+++ Supplied information

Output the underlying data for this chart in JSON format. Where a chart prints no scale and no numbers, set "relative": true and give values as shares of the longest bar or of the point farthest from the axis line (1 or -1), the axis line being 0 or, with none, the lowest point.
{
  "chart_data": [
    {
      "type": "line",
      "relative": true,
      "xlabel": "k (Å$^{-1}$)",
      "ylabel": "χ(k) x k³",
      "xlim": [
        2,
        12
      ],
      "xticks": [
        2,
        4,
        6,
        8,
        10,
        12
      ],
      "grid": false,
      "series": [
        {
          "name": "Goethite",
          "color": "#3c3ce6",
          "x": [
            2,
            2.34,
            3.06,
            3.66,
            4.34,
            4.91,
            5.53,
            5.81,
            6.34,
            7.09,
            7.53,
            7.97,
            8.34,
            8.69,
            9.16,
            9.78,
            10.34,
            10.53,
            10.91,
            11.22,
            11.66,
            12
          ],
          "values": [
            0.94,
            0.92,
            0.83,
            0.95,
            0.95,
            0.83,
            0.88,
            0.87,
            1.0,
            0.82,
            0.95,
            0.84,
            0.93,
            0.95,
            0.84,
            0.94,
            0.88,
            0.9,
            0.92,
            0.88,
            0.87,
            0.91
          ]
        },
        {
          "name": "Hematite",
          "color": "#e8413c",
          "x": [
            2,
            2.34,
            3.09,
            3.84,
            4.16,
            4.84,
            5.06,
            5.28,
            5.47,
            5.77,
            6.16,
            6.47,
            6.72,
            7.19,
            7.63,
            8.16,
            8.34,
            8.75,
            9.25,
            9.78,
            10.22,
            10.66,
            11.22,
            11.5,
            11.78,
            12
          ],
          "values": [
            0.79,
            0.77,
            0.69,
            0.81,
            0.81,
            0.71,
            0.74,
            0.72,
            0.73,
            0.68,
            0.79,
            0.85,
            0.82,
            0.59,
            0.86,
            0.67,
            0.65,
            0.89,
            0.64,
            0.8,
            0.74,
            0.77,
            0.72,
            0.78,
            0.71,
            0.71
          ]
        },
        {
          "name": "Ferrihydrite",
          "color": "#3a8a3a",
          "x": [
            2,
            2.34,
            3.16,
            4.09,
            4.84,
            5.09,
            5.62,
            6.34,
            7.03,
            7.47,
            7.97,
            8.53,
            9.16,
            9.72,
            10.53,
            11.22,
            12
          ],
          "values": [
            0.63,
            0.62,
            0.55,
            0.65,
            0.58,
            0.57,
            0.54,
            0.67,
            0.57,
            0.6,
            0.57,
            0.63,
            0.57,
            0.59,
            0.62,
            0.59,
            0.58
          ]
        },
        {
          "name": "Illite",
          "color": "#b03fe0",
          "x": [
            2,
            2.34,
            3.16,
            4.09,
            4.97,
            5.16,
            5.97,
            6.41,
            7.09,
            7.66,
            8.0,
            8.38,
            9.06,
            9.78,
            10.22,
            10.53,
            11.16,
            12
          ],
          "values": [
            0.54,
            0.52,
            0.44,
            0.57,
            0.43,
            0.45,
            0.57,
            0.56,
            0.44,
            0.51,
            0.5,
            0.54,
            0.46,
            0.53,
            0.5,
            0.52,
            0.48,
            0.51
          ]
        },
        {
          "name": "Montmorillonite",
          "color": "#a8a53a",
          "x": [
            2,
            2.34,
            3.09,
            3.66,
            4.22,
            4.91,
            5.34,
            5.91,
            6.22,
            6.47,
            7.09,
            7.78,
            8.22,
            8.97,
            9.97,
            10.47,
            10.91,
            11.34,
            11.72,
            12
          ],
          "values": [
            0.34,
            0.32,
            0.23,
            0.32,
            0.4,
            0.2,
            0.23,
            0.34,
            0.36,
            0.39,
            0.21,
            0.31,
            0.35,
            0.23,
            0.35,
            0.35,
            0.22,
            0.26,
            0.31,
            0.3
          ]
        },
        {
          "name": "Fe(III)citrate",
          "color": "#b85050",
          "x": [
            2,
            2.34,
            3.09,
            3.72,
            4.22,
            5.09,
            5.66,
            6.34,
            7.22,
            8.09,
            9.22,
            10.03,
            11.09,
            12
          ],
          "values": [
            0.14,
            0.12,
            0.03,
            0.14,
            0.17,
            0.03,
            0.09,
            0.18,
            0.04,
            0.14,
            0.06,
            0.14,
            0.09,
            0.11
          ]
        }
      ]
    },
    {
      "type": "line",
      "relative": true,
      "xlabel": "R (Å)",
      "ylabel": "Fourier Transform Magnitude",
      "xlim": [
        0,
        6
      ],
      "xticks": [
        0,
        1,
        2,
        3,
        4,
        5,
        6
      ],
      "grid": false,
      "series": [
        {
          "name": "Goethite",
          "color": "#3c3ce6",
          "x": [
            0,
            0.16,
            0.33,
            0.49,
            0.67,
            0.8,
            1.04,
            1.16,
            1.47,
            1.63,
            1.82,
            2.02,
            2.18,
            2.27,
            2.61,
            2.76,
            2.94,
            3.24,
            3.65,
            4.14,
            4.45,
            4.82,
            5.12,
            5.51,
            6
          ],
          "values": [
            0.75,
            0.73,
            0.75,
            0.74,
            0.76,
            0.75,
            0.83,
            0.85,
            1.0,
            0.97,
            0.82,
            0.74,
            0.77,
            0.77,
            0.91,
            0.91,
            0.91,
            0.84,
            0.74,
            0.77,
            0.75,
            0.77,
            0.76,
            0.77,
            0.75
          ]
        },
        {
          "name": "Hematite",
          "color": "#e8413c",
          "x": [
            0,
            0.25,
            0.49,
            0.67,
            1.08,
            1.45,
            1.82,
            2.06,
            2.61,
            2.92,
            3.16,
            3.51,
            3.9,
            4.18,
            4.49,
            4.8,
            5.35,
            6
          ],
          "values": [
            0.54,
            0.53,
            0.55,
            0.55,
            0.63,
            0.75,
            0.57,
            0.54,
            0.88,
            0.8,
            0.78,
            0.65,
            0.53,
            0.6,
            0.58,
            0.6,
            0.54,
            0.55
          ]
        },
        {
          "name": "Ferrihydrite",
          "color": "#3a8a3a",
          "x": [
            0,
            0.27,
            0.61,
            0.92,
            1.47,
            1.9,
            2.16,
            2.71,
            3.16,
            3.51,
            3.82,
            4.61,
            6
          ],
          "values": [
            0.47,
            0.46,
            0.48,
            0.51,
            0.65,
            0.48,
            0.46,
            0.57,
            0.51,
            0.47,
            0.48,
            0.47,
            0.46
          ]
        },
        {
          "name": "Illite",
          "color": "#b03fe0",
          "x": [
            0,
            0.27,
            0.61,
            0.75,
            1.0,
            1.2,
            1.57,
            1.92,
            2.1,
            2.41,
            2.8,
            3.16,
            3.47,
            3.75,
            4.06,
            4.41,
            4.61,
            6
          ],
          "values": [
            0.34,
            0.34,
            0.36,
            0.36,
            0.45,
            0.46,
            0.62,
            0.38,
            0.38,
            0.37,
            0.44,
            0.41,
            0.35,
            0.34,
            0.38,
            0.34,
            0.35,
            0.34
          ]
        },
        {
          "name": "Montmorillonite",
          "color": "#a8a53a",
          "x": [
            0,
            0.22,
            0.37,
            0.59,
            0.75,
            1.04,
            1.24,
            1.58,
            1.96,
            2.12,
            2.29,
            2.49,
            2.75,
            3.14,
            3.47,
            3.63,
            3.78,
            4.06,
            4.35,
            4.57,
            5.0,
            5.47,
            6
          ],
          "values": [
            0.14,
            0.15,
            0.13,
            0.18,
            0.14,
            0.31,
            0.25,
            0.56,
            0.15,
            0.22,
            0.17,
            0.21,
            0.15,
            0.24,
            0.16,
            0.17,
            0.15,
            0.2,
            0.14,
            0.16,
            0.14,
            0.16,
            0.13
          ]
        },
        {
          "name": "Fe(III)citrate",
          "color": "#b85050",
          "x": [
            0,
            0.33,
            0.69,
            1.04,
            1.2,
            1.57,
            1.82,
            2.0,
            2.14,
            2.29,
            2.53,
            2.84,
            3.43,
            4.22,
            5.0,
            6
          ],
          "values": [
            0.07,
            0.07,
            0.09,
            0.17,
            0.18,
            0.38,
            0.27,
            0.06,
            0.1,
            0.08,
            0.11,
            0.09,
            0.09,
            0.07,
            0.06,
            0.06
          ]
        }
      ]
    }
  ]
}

++++++

**Aim**
Identify every line above with the string "ylabel" in it. Copy those lines.

**Result of this task**
      "ylabel": "χ(k) x k³",
      "ylabel": "Fourier Transform Magnitude",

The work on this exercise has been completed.